*Exercise*. Wherever the word "Show" turns up in a line of the entries, copy that line.

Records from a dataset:
══════

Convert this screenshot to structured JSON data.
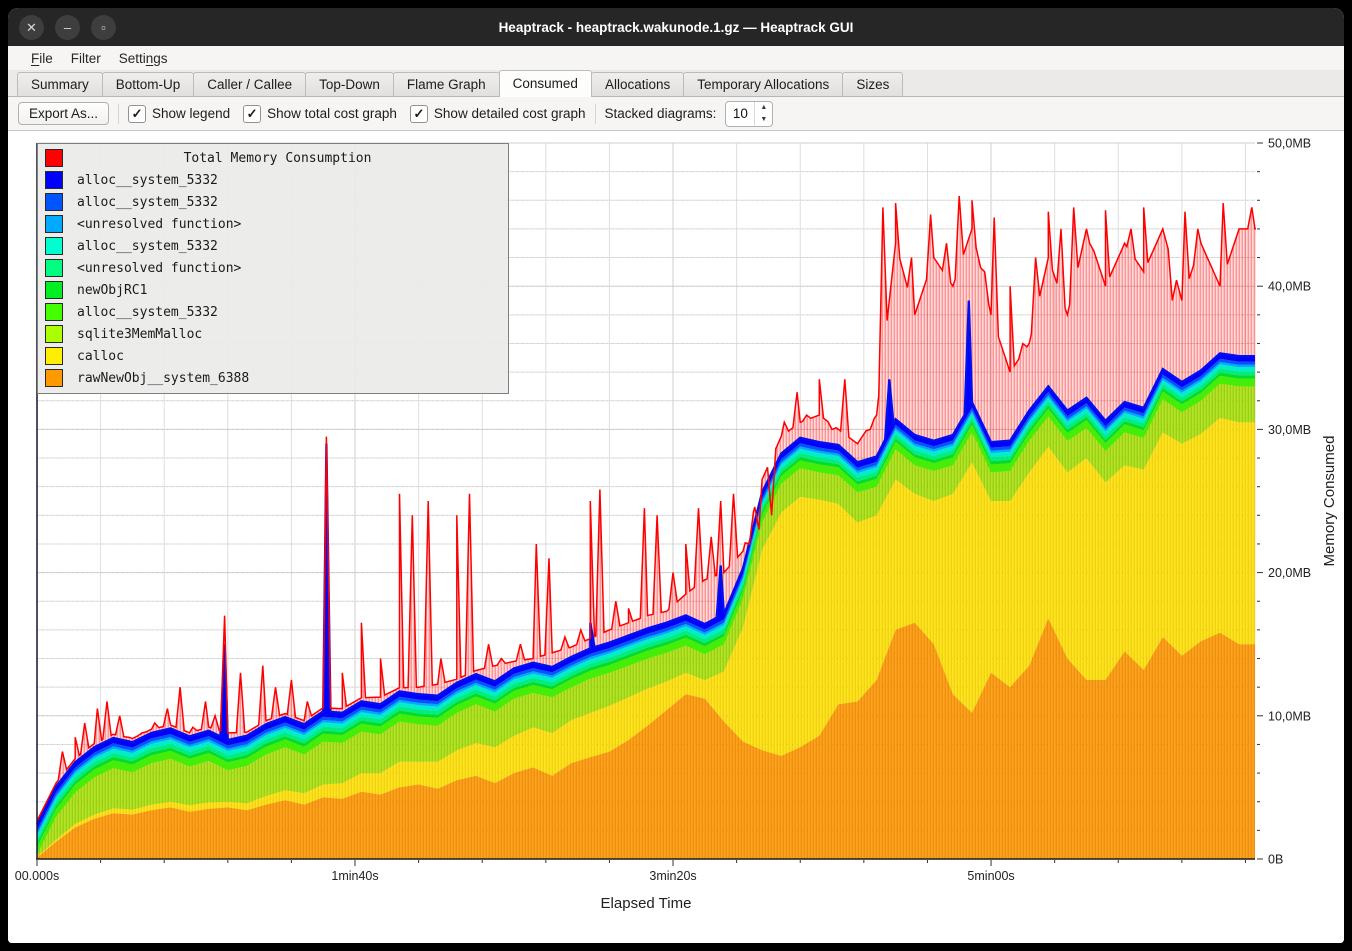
{
  "window": {
    "title": "Heaptrack - heaptrack.wakunode.1.gz — Heaptrack GUI",
    "controls": [
      {
        "name": "close",
        "glyph": "✕"
      },
      {
        "name": "minimize",
        "glyph": "–"
      },
      {
        "name": "maximize",
        "glyph": "▫"
      }
    ]
  },
  "menu": {
    "items": [
      {
        "label": "File",
        "accel_index": 0
      },
      {
        "label": "Filter",
        "accel_index": null
      },
      {
        "label": "Settings",
        "accel_index": 5
      }
    ]
  },
  "tabs": [
    {
      "label": "Summary",
      "active": false
    },
    {
      "label": "Bottom-Up",
      "active": false
    },
    {
      "label": "Caller / Callee",
      "active": false
    },
    {
      "label": "Top-Down",
      "active": false
    },
    {
      "label": "Flame Graph",
      "active": false
    },
    {
      "label": "Consumed",
      "active": true
    },
    {
      "label": "Allocations",
      "active": false
    },
    {
      "label": "Temporary Allocations",
      "active": false
    },
    {
      "label": "Sizes",
      "active": false
    }
  ],
  "toolbar": {
    "export_label": "Export As...",
    "checkboxes": [
      {
        "label": "Show legend",
        "checked": true
      },
      {
        "label": "Show total cost graph",
        "checked": true
      },
      {
        "label": "Show detailed cost graph",
        "checked": true
      }
    ],
    "stacked_label": "Stacked diagrams:",
    "stacked_value": "10"
  },
  "chart_data": {
    "type": "area",
    "stacked": true,
    "xlabel": "Elapsed Time",
    "ylabel": "Memory Consumed",
    "x_range_seconds": [
      0,
      383
    ],
    "y_range_mb": [
      0,
      50
    ],
    "grid": {
      "x_step_seconds": 20,
      "y_step_mb": 2,
      "on": true
    },
    "x_ticks": [
      {
        "t": 0,
        "label": "00.000s"
      },
      {
        "t": 100,
        "label": "1min40s"
      },
      {
        "t": 200,
        "label": "3min20s"
      },
      {
        "t": 300,
        "label": "5min00s"
      }
    ],
    "y_ticks": [
      {
        "v": 0,
        "label": "0B"
      },
      {
        "v": 10,
        "label": "10,0MB"
      },
      {
        "v": 20,
        "label": "20,0MB"
      },
      {
        "v": 30,
        "label": "30,0MB"
      },
      {
        "v": 40,
        "label": "40,0MB"
      },
      {
        "v": 50,
        "label": "50,0MB"
      }
    ],
    "legend": [
      {
        "color": "#ff0000",
        "label": "Total Memory Consumption",
        "is_title": true
      },
      {
        "color": "#0000ff",
        "label": "alloc__system_5332"
      },
      {
        "color": "#0055ff",
        "label": "alloc__system_5332"
      },
      {
        "color": "#00aaff",
        "label": "<unresolved function>"
      },
      {
        "color": "#00ffd0",
        "label": "alloc__system_5332"
      },
      {
        "color": "#00ff80",
        "label": "<unresolved function>"
      },
      {
        "color": "#00ee22",
        "label": "newObjRC1"
      },
      {
        "color": "#44ff00",
        "label": "alloc__system_5332"
      },
      {
        "color": "#aaff00",
        "label": "sqlite3MemMalloc"
      },
      {
        "color": "#ffee00",
        "label": "calloc"
      },
      {
        "color": "#ff9900",
        "label": "rawNewObj__system_6388"
      }
    ],
    "x_samples": {
      "start": 0,
      "step": 6,
      "count": 64
    },
    "stack": [
      {
        "name": "rawNewObj__system_6388",
        "color": "#ffa21c",
        "stripe": "rgba(205,115,0,0.5)",
        "values": [
          0.1,
          1.2,
          2.2,
          2.8,
          3.2,
          3.1,
          3.4,
          3.6,
          3.3,
          3.5,
          3.6,
          3.4,
          3.8,
          4.1,
          3.8,
          4.3,
          4.2,
          4.7,
          4.5,
          5.0,
          5.2,
          4.9,
          5.5,
          5.8,
          5.3,
          6.0,
          6.4,
          5.8,
          6.7,
          7.1,
          7.5,
          8.3,
          9.3,
          10.4,
          11.5,
          11.2,
          9.6,
          8.2,
          7.6,
          7.2,
          7.8,
          8.6,
          10.8,
          11.0,
          12.5,
          16.0,
          16.5,
          15.0,
          11.5,
          10.2,
          13.0,
          12.0,
          13.5,
          16.8,
          14.0,
          12.5,
          12.5,
          14.5,
          13.2,
          15.5,
          14.2,
          15.2,
          15.8,
          15.0
        ]
      },
      {
        "name": "calloc",
        "color": "#ffe41e",
        "stripe": "rgba(212,175,0,0.45)",
        "values": [
          0.05,
          0.15,
          0.25,
          0.3,
          0.35,
          0.35,
          0.4,
          0.4,
          0.45,
          0.45,
          0.4,
          0.5,
          0.6,
          0.7,
          0.8,
          0.9,
          1.1,
          1.3,
          1.5,
          1.8,
          1.6,
          1.9,
          2.1,
          2.3,
          2.5,
          2.6,
          2.8,
          3.0,
          3.0,
          3.1,
          3.2,
          3.0,
          2.6,
          2.0,
          1.5,
          1.3,
          3.5,
          8.0,
          14.0,
          17.0,
          17.5,
          16.5,
          14.0,
          12.5,
          11.5,
          10.5,
          9.0,
          10.0,
          14.0,
          17.5,
          12.0,
          13.0,
          13.5,
          12.0,
          13.0,
          15.5,
          13.8,
          13.0,
          14.0,
          14.3,
          14.8,
          14.5,
          15.0,
          15.5
        ]
      },
      {
        "name": "sqlite3MemMalloc",
        "color": "#b2e625",
        "stripe": "rgba(120,165,0,0.5)",
        "values": [
          0.15,
          1.6,
          2.2,
          2.6,
          2.8,
          2.6,
          2.9,
          3.0,
          2.7,
          2.9,
          2.2,
          2.6,
          2.9,
          3.0,
          2.7,
          3.0,
          2.8,
          2.9,
          2.7,
          2.8,
          2.6,
          2.5,
          2.6,
          2.7,
          2.5,
          2.6,
          2.4,
          2.5,
          2.3,
          2.4,
          2.3,
          2.2,
          2.1,
          2.0,
          1.9,
          1.8,
          1.9,
          2.0,
          1.9,
          2.0,
          2.0,
          1.9,
          2.0,
          2.1,
          2.0,
          2.1,
          2.0,
          2.1,
          2.0,
          2.1,
          2.0,
          2.1,
          2.2,
          2.1,
          2.2,
          2.1,
          2.2,
          2.3,
          2.2,
          2.3,
          2.2,
          2.3,
          2.4,
          2.5
        ]
      },
      {
        "name": "alloc__system_5332",
        "color": "#44ee08",
        "values": 0.55
      },
      {
        "name": "newObjRC1",
        "color": "#00dd2a",
        "values": 0.22
      },
      {
        "name": "<unresolved function>",
        "color": "#00ee80",
        "values": 0.28
      },
      {
        "name": "alloc__system_5332",
        "color": "#00eecc",
        "values": 0.3
      },
      {
        "name": "<unresolved function>",
        "color": "#00aaff",
        "values": 0.16
      },
      {
        "name": "alloc__system_5332",
        "color": "#0055ff",
        "values": 0.22
      },
      {
        "name": "alloc__system_5332",
        "color": "#0000ff",
        "values": 0.38
      }
    ],
    "top_line": {
      "color": "#0010ee",
      "spikes": [
        [
          59,
          15
        ],
        [
          91,
          29
        ],
        [
          174,
          16.5
        ],
        [
          215,
          20.5
        ],
        [
          268,
          33.5
        ],
        [
          293,
          39
        ]
      ]
    },
    "total": {
      "label": "Total Memory Consumption",
      "color": "#ff0000",
      "fill": "rgba(255,0,0,0.15)",
      "stripe": "rgba(255,0,0,0.42)",
      "values": [
        0.8,
        5,
        6.5,
        7,
        7.2,
        7,
        7.5,
        7.3,
        7.8,
        8,
        8.8,
        8.6,
        9,
        9.3,
        9,
        9.6,
        10.5,
        11,
        11.3,
        11.6,
        12,
        12.2,
        12.5,
        13,
        13.5,
        13.8,
        14,
        14.4,
        14.8,
        15.4,
        16,
        16.5,
        17,
        17.3,
        18.5,
        19.5,
        20,
        21.5,
        26.5,
        29.5,
        30.5,
        31,
        30,
        29,
        31,
        43,
        38,
        42,
        40,
        44,
        38,
        34,
        36,
        42,
        38,
        44,
        40,
        43,
        41,
        44,
        39,
        43,
        40,
        44
      ],
      "spikes": [
        [
          8,
          7.5
        ],
        [
          12,
          8.5
        ],
        [
          15,
          9.5
        ],
        [
          19,
          10.5
        ],
        [
          22,
          11
        ],
        [
          26,
          10
        ],
        [
          29,
          8.5
        ],
        [
          33,
          8.8
        ],
        [
          37,
          9.5
        ],
        [
          41,
          10.5
        ],
        [
          45,
          12
        ],
        [
          49,
          9.2
        ],
        [
          53,
          11
        ],
        [
          56,
          10
        ],
        [
          59,
          17
        ],
        [
          64,
          13
        ],
        [
          71,
          13.5
        ],
        [
          75,
          12
        ],
        [
          80,
          12.5
        ],
        [
          85,
          11
        ],
        [
          91,
          29.5
        ],
        [
          96,
          13
        ],
        [
          102,
          16.5
        ],
        [
          108,
          14
        ],
        [
          114,
          25.5
        ],
        [
          118,
          24
        ],
        [
          123,
          25
        ],
        [
          127,
          14
        ],
        [
          132,
          24
        ],
        [
          136,
          25.5
        ],
        [
          142,
          15
        ],
        [
          146,
          14
        ],
        [
          152,
          15
        ],
        [
          157,
          22
        ],
        [
          161,
          21
        ],
        [
          166,
          15.5
        ],
        [
          171,
          16
        ],
        [
          174,
          25
        ],
        [
          177,
          25.8
        ],
        [
          182,
          18
        ],
        [
          186,
          17.5
        ],
        [
          191,
          24.5
        ],
        [
          195,
          24
        ],
        [
          200,
          20
        ],
        [
          204,
          22
        ],
        [
          208,
          24.5
        ],
        [
          212,
          22.5
        ],
        [
          215,
          25
        ],
        [
          219,
          25.5
        ],
        [
          224,
          22
        ],
        [
          227,
          23
        ],
        [
          231,
          24
        ],
        [
          235,
          30.5
        ],
        [
          239,
          32.6
        ],
        [
          242,
          31
        ],
        [
          246,
          33.5
        ],
        [
          250,
          30
        ],
        [
          254,
          33.5
        ],
        [
          258,
          29
        ],
        [
          262,
          30
        ],
        [
          266,
          45.5
        ],
        [
          270,
          45.8
        ],
        [
          275,
          42
        ],
        [
          281,
          45
        ],
        [
          286,
          43
        ],
        [
          290,
          46.3
        ],
        [
          294,
          46
        ],
        [
          298,
          41
        ],
        [
          301,
          44.8
        ],
        [
          306,
          40
        ],
        [
          310,
          36
        ],
        [
          314,
          42
        ],
        [
          318,
          45.2
        ],
        [
          322,
          44
        ],
        [
          326,
          45.5
        ],
        [
          331,
          43
        ],
        [
          336,
          45.3
        ],
        [
          340,
          42
        ],
        [
          344,
          44
        ],
        [
          348,
          45.5
        ],
        [
          353,
          43.5
        ],
        [
          357,
          39
        ],
        [
          361,
          45.2
        ],
        [
          365,
          44
        ],
        [
          369,
          41.5
        ],
        [
          373,
          45.8
        ],
        [
          378,
          44
        ],
        [
          382,
          45.5
        ]
      ]
    }
  }
}
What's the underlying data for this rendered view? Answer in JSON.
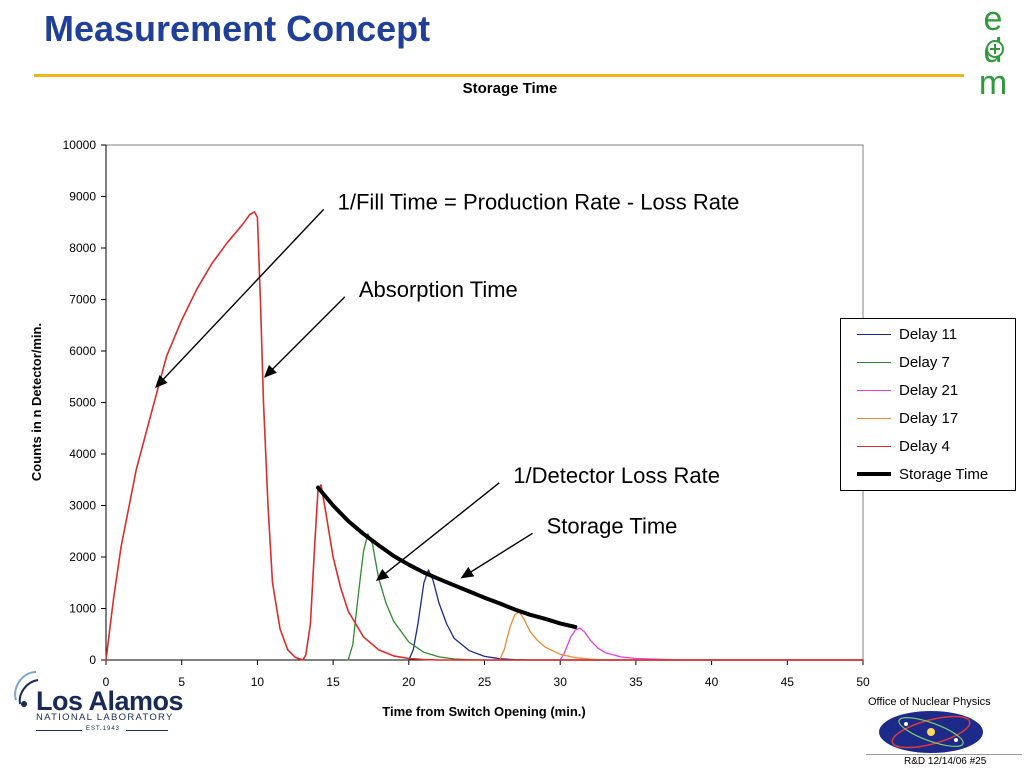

══════

*Answer to the exercise*.
        "label": "Show legend",
        "label": "Show total cost graph",
        "label": "Show detailed cost graph",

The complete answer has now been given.